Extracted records
════════

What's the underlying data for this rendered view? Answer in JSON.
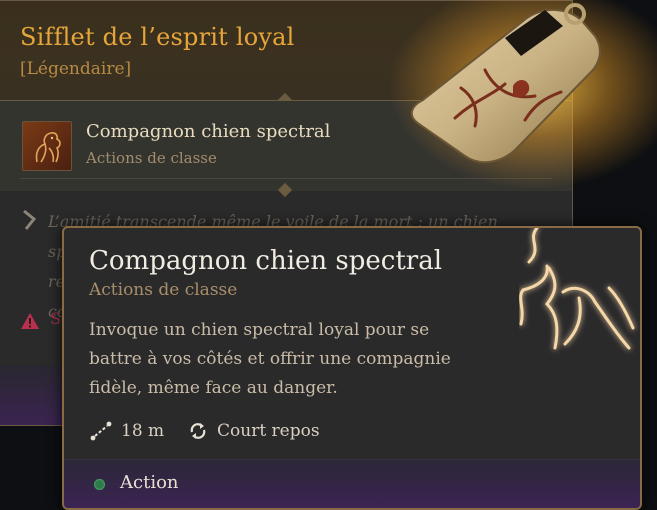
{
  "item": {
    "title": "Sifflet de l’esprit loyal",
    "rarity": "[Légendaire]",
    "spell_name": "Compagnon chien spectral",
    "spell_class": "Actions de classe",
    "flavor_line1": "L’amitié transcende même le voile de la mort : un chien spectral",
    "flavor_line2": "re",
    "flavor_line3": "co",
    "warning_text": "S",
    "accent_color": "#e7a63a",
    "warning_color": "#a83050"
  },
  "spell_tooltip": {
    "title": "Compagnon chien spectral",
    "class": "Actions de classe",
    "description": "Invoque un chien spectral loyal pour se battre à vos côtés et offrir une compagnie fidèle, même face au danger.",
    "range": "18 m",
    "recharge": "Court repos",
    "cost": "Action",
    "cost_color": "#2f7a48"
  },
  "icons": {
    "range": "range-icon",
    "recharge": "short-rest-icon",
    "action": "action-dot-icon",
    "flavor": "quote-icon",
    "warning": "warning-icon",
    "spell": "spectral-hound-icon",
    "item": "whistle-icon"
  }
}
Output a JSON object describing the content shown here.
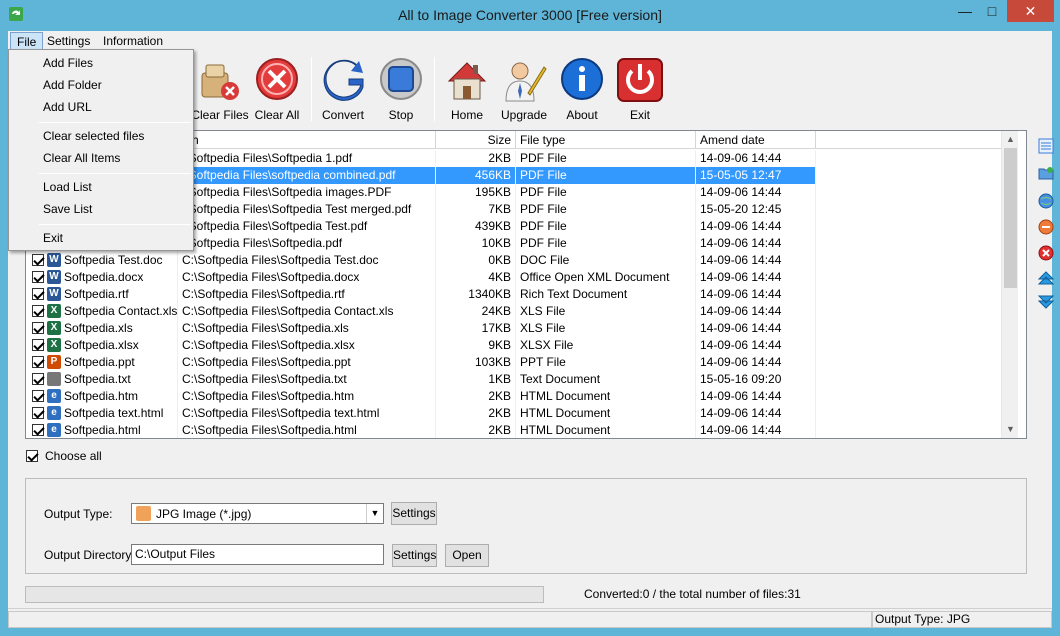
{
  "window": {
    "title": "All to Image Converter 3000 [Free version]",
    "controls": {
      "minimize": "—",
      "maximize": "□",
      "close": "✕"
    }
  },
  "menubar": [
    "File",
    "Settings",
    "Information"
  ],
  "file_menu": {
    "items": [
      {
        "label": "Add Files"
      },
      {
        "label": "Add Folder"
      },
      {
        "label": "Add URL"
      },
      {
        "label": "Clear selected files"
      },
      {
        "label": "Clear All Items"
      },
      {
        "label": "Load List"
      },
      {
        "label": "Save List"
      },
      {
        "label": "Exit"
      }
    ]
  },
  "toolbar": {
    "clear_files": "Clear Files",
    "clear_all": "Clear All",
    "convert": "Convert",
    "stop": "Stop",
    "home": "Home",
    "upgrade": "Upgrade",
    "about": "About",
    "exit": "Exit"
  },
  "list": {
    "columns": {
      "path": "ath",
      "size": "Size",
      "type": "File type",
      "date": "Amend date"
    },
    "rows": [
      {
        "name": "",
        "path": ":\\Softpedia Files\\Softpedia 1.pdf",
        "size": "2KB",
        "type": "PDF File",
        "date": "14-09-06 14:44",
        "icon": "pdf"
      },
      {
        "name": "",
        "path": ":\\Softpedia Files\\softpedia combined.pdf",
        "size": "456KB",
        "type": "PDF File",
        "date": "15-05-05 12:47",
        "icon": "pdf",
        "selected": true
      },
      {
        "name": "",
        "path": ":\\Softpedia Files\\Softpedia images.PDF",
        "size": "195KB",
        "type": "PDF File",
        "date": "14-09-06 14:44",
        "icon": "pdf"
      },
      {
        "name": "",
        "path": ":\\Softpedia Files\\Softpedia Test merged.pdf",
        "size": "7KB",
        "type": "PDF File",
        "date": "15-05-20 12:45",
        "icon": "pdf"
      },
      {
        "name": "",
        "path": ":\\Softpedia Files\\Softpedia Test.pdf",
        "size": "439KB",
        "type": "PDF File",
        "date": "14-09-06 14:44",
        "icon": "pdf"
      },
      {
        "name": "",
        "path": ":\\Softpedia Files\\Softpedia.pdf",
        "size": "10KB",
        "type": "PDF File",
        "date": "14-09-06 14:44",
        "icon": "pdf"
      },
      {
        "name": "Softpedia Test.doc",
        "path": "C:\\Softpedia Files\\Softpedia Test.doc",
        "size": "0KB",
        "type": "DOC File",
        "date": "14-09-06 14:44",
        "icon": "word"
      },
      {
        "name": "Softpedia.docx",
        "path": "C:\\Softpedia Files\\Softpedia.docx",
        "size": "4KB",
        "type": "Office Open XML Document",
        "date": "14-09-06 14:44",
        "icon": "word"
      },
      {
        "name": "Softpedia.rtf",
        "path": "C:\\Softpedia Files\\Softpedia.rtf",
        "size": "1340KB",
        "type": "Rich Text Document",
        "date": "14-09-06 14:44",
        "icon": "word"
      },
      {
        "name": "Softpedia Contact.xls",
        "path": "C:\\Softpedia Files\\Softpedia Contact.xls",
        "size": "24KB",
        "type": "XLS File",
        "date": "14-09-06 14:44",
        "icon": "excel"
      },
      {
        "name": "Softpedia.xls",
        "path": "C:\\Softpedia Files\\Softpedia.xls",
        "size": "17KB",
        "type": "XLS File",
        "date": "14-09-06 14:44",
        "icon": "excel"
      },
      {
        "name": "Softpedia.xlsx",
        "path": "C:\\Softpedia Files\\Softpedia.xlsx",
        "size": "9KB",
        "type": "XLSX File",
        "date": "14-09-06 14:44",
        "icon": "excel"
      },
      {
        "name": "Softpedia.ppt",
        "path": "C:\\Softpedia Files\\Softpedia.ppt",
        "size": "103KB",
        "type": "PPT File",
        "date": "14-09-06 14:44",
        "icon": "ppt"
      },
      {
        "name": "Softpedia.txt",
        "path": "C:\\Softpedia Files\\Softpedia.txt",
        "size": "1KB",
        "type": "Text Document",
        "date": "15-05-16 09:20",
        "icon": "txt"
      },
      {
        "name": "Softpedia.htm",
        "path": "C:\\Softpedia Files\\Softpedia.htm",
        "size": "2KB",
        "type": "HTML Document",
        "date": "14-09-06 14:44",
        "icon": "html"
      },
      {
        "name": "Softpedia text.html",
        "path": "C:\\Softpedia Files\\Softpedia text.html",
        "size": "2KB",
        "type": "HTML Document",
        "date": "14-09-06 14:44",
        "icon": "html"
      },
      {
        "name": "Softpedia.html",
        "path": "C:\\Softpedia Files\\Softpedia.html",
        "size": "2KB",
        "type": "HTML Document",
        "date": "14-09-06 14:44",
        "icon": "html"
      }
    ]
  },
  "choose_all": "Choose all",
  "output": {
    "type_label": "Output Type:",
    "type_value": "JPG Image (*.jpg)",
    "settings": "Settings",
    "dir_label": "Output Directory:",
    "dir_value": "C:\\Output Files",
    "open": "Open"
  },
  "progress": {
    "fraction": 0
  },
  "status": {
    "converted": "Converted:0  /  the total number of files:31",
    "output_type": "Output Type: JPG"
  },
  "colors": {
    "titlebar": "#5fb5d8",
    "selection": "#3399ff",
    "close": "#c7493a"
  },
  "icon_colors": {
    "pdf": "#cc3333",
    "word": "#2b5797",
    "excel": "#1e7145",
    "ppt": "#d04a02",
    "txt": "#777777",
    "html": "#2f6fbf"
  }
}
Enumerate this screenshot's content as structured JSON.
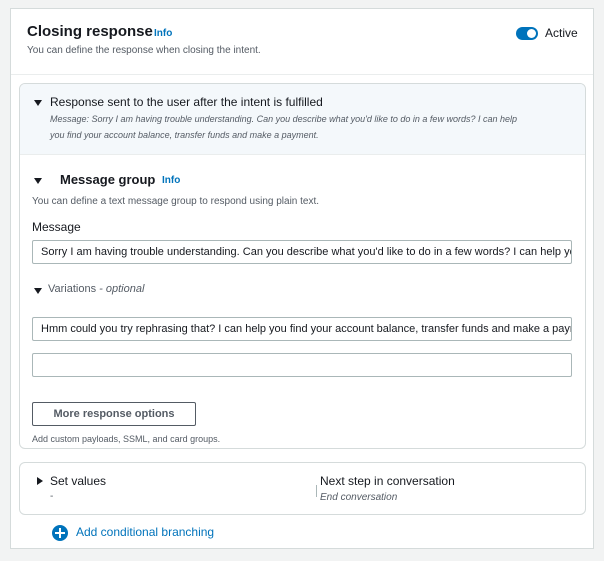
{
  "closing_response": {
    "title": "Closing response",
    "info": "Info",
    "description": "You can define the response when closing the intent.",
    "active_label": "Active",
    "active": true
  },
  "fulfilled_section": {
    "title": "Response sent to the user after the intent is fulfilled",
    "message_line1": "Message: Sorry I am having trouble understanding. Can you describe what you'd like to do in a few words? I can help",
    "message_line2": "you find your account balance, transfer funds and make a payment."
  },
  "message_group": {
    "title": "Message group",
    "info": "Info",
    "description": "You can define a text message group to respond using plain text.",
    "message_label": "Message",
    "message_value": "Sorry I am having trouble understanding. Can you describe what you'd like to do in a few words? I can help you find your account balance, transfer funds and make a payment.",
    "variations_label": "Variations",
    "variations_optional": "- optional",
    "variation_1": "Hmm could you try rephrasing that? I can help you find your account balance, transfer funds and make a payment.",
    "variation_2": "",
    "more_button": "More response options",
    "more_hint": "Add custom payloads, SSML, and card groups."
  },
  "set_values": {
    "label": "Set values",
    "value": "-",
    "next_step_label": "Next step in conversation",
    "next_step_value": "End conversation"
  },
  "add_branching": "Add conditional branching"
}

════════

What the task requires: Keep every word of the data as it is when you write it out, but drop the pictures.

Exercise result:
What's the underlying data for this rendered view? Answer in JSON.
{
  "item": {
    "title": "Sifflet de l’esprit loyal",
    "rarity": "[Légendaire]",
    "spell_name": "Compagnon chien spectral",
    "spell_class": "Actions de classe",
    "flavor_line1": "L’amitié transcende même le voile de la mort : un chien spectral",
    "flavor_line2": "re",
    "flavor_line3": "co",
    "warning_text": "S",
    "accent_color": "#e7a63a",
    "warning_color": "#a83050"
  },
  "spell_tooltip": {
    "title": "Compagnon chien spectral",
    "class": "Actions de classe",
    "description": "Invoque un chien spectral loyal pour se battre à vos côtés et offrir une compagnie fidèle, même face au danger.",
    "range": "18 m",
    "recharge": "Court repos",
    "cost": "Action",
    "cost_color": "#2f7a48"
  },
  "icons": {
    "range": "range-icon",
    "recharge": "short-rest-icon",
    "action": "action-dot-icon",
    "flavor": "quote-icon",
    "warning": "warning-icon",
    "spell": "spectral-hound-icon",
    "item": "whistle-icon"
  }
}
Output a JSON object describing the content shown here.
{
  "window": {
    "title": "All to Image Converter 3000 [Free version]",
    "controls": {
      "minimize": "—",
      "maximize": "□",
      "close": "✕"
    }
  },
  "menubar": [
    "File",
    "Settings",
    "Information"
  ],
  "file_menu": {
    "items": [
      {
        "label": "Add Files"
      },
      {
        "label": "Add Folder"
      },
      {
        "label": "Add URL"
      },
      {
        "label": "Clear selected files"
      },
      {
        "label": "Clear All Items"
      },
      {
        "label": "Load List"
      },
      {
        "label": "Save List"
      },
      {
        "label": "Exit"
      }
    ]
  },
  "toolbar": {
    "clear_files": "Clear Files",
    "clear_all": "Clear All",
    "convert": "Convert",
    "stop": "Stop",
    "home": "Home",
    "upgrade": "Upgrade",
    "about": "About",
    "exit": "Exit"
  },
  "list": {
    "columns": {
      "path": "ath",
      "size": "Size",
      "type": "File type",
      "date": "Amend date"
    },
    "rows": [
      {
        "name": "",
        "path": ":\\Softpedia Files\\Softpedia 1.pdf",
        "size": "2KB",
        "type": "PDF File",
        "date": "14-09-06 14:44",
        "icon": "pdf"
      },
      {
        "name": "",
        "path": ":\\Softpedia Files\\softpedia combined.pdf",
        "size": "456KB",
        "type": "PDF File",
        "date": "15-05-05 12:47",
        "icon": "pdf",
        "selected": true
      },
      {
        "name": "",
        "path": ":\\Softpedia Files\\Softpedia images.PDF",
        "size": "195KB",
        "type": "PDF File",
        "date": "14-09-06 14:44",
        "icon": "pdf"
      },
      {
        "name": "",
        "path": ":\\Softpedia Files\\Softpedia Test merged.pdf",
        "size": "7KB",
        "type": "PDF File",
        "date": "15-05-20 12:45",
        "icon": "pdf"
      },
      {
        "name": "",
        "path": ":\\Softpedia Files\\Softpedia Test.pdf",
        "size": "439KB",
        "type": "PDF File",
        "date": "14-09-06 14:44",
        "icon": "pdf"
      },
      {
        "name": "",
        "path": ":\\Softpedia Files\\Softpedia.pdf",
        "size": "10KB",
        "type": "PDF File",
        "date": "14-09-06 14:44",
        "icon": "pdf"
      },
      {
        "name": "Softpedia Test.doc",
        "path": "C:\\Softpedia Files\\Softpedia Test.doc",
        "size": "0KB",
        "type": "DOC File",
        "date": "14-09-06 14:44",
        "icon": "word"
      },
      {
        "name": "Softpedia.docx",
        "path": "C:\\Softpedia Files\\Softpedia.docx",
        "size": "4KB",
        "type": "Office Open XML Document",
        "date": "14-09-06 14:44",
        "icon": "word"
      },
      {
        "name": "Softpedia.rtf",
        "path": "C:\\Softpedia Files\\Softpedia.rtf",
        "size": "1340KB",
        "type": "Rich Text Document",
        "date": "14-09-06 14:44",
        "icon": "word"
      },
      {
        "name": "Softpedia Contact.xls",
        "path": "C:\\Softpedia Files\\Softpedia Contact.xls",
        "size": "24KB",
        "type": "XLS File",
        "date": "14-09-06 14:44",
        "icon": "excel"
      },
      {
        "name": "Softpedia.xls",
        "path": "C:\\Softpedia Files\\Softpedia.xls",
        "size": "17KB",
        "type": "XLS File",
        "date": "14-09-06 14:44",
        "icon": "excel"
      },
      {
        "name": "Softpedia.xlsx",
        "path": "C:\\Softpedia Files\\Softpedia.xlsx",
        "size": "9KB",
        "type": "XLSX File",
        "date": "14-09-06 14:44",
        "icon": "excel"
      },
      {
        "name": "Softpedia.ppt",
        "path": "C:\\Softpedia Files\\Softpedia.ppt",
        "size": "103KB",
        "type": "PPT File",
        "date": "14-09-06 14:44",
        "icon": "ppt"
      },
      {
        "name": "Softpedia.txt",
        "path": "C:\\Softpedia Files\\Softpedia.txt",
        "size": "1KB",
        "type": "Text Document",
        "date": "15-05-16 09:20",
        "icon": "txt"
      },
      {
        "name": "Softpedia.htm",
        "path": "C:\\Softpedia Files\\Softpedia.htm",
        "size": "2KB",
        "type": "HTML Document",
        "date": "14-09-06 14:44",
        "icon": "html"
      },
      {
        "name": "Softpedia text.html",
        "path": "C:\\Softpedia Files\\Softpedia text.html",
        "size": "2KB",
        "type": "HTML Document",
        "date": "14-09-06 14:44",
        "icon": "html"
      },
      {
        "name": "Softpedia.html",
        "path": "C:\\Softpedia Files\\Softpedia.html",
        "size": "2KB",
        "type": "HTML Document",
        "date": "14-09-06 14:44",
        "icon": "html"
      }
    ]
  },
  "choose_all": "Choose all",
  "output": {
    "type_label": "Output Type:",
    "type_value": "JPG Image (*.jpg)",
    "settings": "Settings",
    "dir_label": "Output Directory:",
    "dir_value": "C:\\Output Files",
    "open": "Open"
  },
  "progress": {
    "fraction": 0
  },
  "status": {
    "converted": "Converted:0  /  the total number of files:31",
    "output_type": "Output Type: JPG"
  },
  "colors": {
    "titlebar": "#5fb5d8",
    "selection": "#3399ff",
    "close": "#c7493a"
  },
  "icon_colors": {
    "pdf": "#cc3333",
    "word": "#2b5797",
    "excel": "#1e7145",
    "ppt": "#d04a02",
    "txt": "#777777",
    "html": "#2f6fbf"
  }
}
Enumerate this screenshot's content as structured JSON.
{
  "closing_response": {
    "title": "Closing response",
    "info": "Info",
    "description": "You can define the response when closing the intent.",
    "active_label": "Active",
    "active": true
  },
  "fulfilled_section": {
    "title": "Response sent to the user after the intent is fulfilled",
    "message_line1": "Message: Sorry I am having trouble understanding. Can you describe what you'd like to do in a few words? I can help",
    "message_line2": "you find your account balance, transfer funds and make a payment."
  },
  "message_group": {
    "title": "Message group",
    "info": "Info",
    "description": "You can define a text message group to respond using plain text.",
    "message_label": "Message",
    "message_value": "Sorry I am having trouble understanding. Can you describe what you'd like to do in a few words? I can help you find your account balance, transfer funds and make a payment.",
    "variations_label": "Variations",
    "variations_optional": "- optional",
    "variation_1": "Hmm could you try rephrasing that? I can help you find your account balance, transfer funds and make a payment.",
    "variation_2": "",
    "more_button": "More response options",
    "more_hint": "Add custom payloads, SSML, and card groups."
  },
  "set_values": {
    "label": "Set values",
    "value": "-",
    "next_step_label": "Next step in conversation",
    "next_step_value": "End conversation"
  },
  "add_branching": "Add conditional branching"
}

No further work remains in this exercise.